§ Given exercise
Copy out all the lines in the records that include the word "xlabel".

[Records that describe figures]
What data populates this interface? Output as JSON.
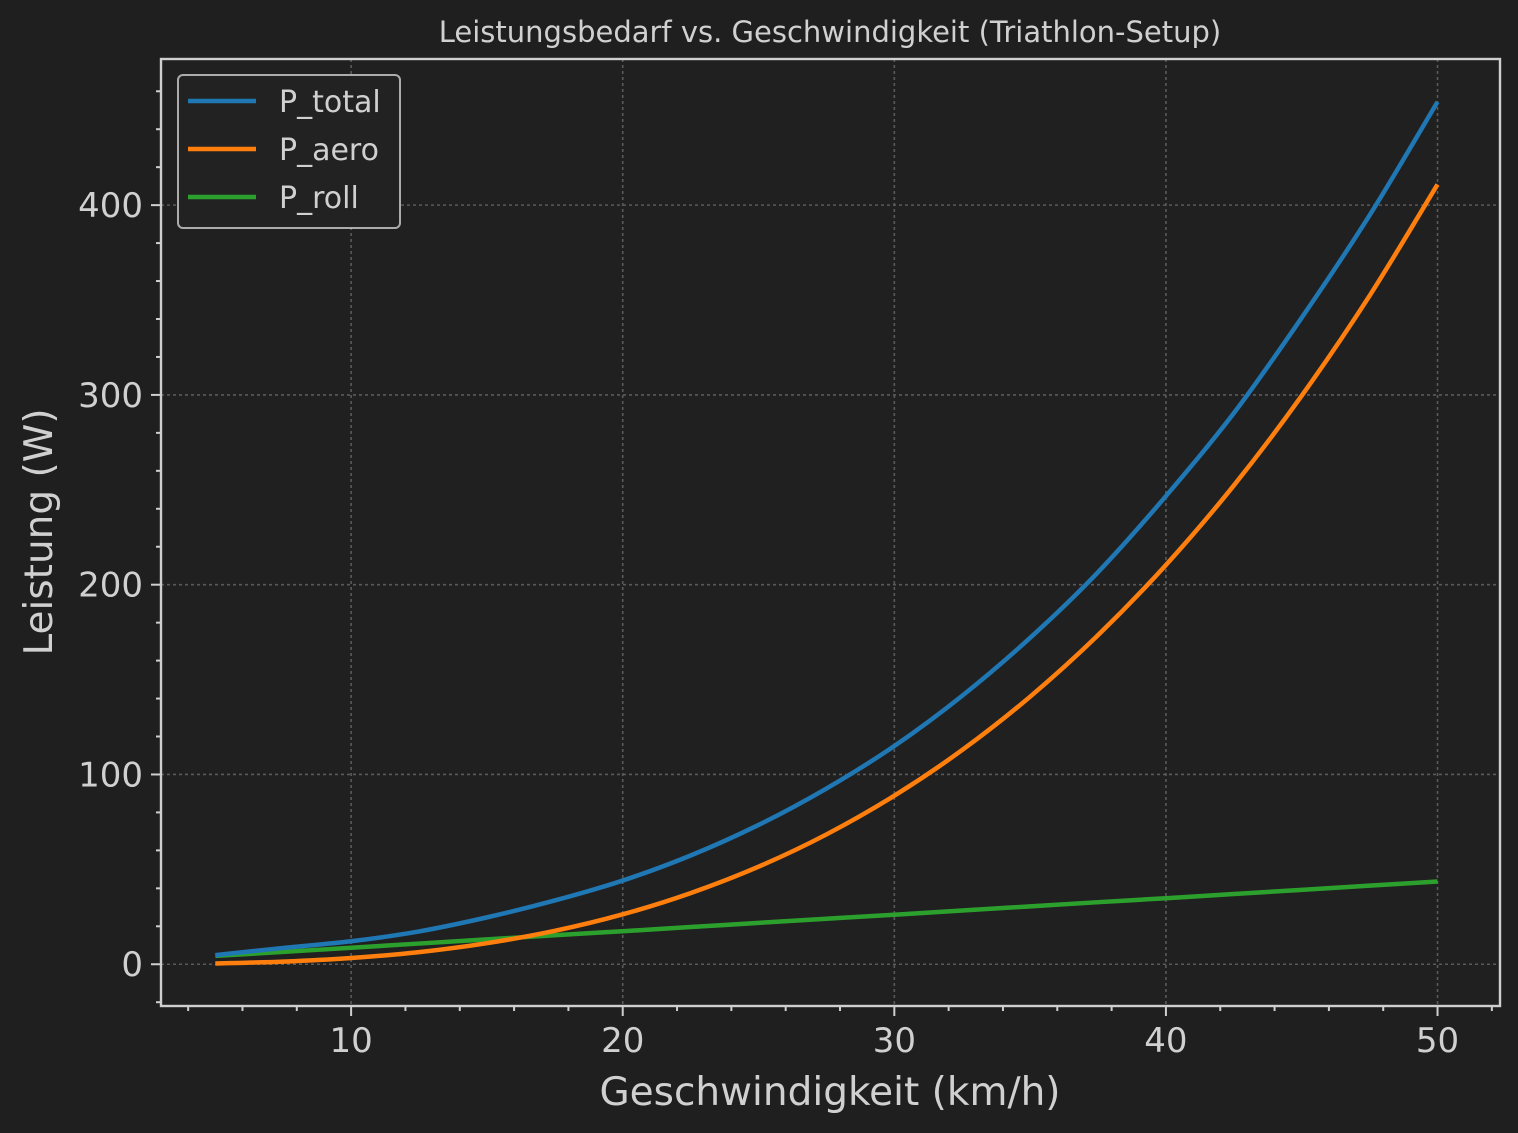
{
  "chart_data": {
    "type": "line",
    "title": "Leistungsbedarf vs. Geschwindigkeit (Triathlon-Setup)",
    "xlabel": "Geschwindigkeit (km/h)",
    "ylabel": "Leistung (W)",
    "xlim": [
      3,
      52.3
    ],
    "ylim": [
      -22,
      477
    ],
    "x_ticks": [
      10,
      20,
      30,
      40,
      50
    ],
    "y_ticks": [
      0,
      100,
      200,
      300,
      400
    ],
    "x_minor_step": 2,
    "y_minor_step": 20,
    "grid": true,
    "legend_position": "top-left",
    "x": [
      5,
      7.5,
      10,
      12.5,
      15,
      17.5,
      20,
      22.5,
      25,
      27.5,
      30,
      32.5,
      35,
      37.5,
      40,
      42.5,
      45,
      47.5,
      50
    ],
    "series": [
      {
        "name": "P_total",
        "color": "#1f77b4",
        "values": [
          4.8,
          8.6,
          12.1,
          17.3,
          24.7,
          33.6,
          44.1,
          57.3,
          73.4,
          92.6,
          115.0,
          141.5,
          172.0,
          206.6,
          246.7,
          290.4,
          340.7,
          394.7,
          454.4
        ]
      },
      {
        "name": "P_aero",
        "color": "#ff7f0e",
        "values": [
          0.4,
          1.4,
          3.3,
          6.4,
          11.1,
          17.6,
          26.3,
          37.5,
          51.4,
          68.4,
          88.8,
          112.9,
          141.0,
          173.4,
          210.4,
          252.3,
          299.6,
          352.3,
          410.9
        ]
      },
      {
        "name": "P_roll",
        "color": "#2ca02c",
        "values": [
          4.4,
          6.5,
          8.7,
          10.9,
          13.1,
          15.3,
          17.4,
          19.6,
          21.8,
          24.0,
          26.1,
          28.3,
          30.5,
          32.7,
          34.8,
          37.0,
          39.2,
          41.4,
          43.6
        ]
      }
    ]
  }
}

* * *

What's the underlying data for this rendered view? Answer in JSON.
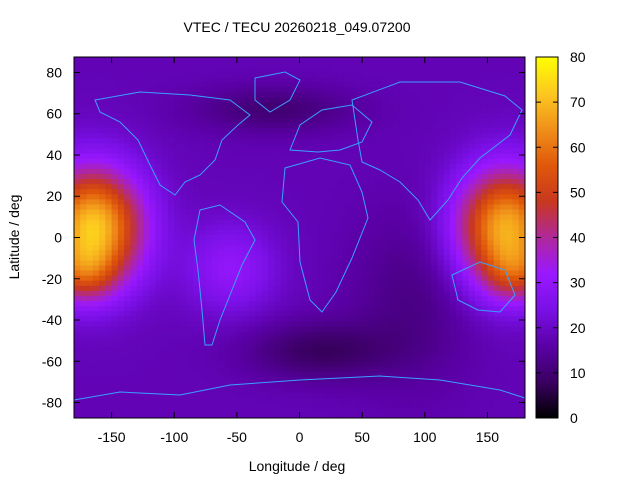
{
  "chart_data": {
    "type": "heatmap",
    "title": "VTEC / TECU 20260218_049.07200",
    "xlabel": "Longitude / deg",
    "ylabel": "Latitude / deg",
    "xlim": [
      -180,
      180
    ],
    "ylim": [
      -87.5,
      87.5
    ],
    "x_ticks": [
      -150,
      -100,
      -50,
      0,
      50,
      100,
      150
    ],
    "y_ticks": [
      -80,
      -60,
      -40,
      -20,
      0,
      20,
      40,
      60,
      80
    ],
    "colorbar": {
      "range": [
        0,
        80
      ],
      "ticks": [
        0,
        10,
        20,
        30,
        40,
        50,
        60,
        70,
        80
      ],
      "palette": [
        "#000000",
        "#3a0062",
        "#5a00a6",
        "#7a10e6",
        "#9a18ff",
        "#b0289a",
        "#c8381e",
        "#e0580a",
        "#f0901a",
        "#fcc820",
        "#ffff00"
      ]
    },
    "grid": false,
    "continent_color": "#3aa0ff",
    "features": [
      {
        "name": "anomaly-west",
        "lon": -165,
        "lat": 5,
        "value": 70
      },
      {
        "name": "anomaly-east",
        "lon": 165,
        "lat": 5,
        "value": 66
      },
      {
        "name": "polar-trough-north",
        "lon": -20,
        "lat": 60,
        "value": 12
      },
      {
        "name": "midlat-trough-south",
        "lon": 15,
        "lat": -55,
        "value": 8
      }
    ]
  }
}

==

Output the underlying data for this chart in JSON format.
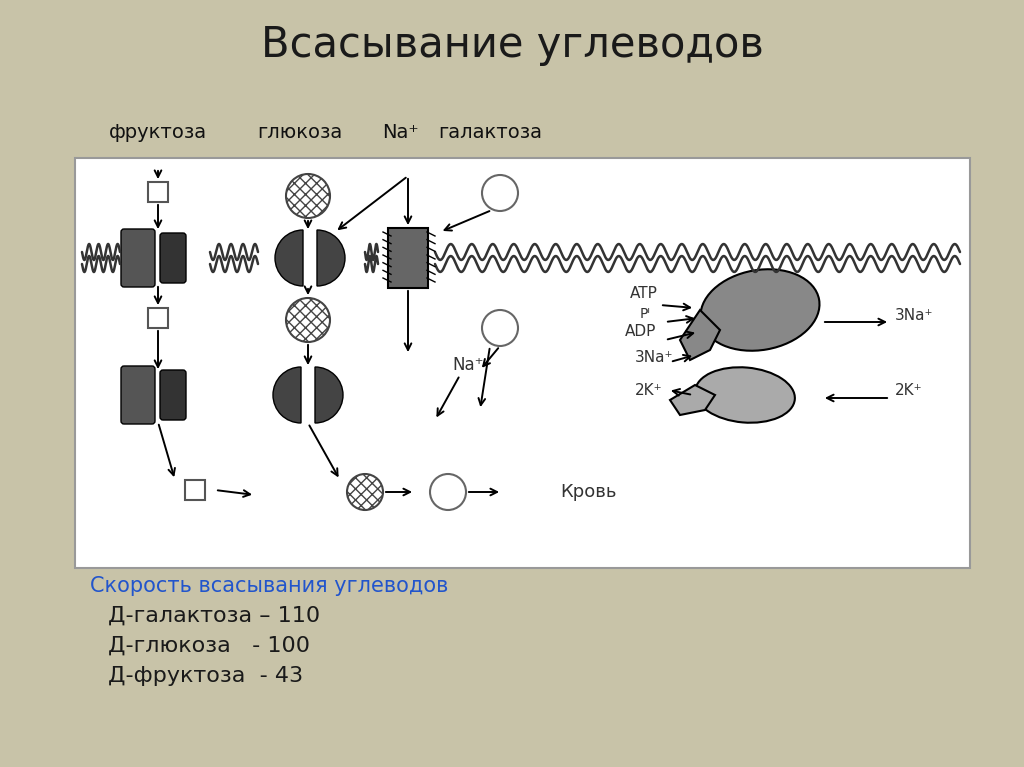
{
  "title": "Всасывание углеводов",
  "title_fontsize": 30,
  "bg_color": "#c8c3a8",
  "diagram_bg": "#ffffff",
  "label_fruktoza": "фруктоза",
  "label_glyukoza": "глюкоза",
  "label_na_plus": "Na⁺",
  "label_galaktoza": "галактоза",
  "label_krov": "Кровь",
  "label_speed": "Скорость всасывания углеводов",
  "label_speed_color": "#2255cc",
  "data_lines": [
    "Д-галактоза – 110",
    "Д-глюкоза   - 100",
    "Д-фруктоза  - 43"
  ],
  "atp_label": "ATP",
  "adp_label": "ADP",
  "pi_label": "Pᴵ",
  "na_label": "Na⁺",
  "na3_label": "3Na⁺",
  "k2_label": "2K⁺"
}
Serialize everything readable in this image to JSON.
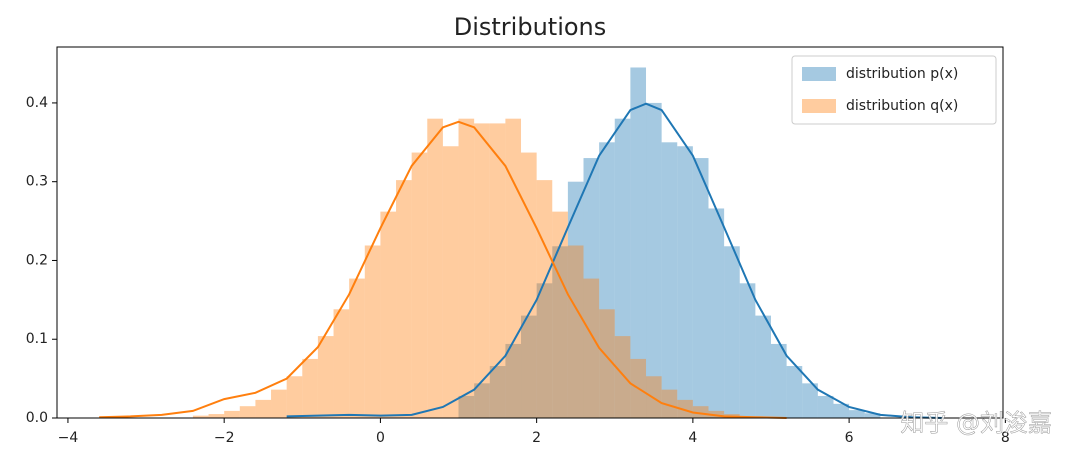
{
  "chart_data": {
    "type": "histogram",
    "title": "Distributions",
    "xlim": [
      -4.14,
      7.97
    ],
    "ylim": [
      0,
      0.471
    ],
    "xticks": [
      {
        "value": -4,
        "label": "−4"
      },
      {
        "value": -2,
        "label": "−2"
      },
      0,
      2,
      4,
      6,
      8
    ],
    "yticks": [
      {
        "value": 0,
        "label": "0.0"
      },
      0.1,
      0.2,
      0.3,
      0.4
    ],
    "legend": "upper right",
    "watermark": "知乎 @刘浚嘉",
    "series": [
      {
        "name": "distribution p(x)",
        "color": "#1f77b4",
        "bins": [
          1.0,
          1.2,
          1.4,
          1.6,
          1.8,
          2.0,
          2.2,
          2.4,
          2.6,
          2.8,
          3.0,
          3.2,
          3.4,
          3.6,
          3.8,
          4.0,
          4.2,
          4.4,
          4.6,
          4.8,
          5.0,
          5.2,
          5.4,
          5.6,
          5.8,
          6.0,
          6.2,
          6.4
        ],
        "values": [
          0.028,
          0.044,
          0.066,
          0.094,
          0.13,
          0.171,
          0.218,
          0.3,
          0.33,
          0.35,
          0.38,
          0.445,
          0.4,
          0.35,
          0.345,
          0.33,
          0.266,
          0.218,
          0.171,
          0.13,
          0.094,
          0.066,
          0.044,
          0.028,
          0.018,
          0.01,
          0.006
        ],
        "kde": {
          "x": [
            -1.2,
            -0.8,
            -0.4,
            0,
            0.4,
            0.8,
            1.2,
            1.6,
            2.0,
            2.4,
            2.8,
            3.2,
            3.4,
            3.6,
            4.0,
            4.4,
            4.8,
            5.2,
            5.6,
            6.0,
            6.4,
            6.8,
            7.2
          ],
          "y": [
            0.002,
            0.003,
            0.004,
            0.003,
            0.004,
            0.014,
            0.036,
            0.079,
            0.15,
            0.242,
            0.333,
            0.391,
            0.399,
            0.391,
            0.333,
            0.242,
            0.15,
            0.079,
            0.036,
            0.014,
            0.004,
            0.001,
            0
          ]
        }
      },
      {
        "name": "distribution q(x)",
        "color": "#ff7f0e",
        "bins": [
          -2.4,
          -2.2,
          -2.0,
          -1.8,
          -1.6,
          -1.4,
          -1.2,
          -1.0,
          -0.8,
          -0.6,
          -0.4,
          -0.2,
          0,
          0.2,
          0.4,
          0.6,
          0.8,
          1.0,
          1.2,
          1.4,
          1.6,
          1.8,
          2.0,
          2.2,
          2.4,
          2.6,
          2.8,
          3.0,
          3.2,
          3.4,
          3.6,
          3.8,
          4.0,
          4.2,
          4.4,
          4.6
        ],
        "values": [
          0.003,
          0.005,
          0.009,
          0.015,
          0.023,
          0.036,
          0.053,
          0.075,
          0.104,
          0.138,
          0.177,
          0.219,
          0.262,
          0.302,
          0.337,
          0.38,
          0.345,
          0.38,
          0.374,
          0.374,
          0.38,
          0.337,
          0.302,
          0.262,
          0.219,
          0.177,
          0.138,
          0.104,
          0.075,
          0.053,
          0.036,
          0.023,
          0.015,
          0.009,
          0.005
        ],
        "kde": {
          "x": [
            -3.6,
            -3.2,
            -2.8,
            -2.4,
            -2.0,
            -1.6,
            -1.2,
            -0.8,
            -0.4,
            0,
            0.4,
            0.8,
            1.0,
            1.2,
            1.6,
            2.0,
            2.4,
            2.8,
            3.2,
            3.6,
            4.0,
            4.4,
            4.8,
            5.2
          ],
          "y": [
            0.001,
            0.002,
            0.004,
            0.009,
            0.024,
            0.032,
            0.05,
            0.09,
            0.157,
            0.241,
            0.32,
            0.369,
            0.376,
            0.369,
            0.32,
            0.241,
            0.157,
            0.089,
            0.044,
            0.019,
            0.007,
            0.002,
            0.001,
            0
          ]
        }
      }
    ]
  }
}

§ Solved exercise
    "xlabel": "Geschwindigkeit (km/h)",
    "xlabel": "Longitude / deg",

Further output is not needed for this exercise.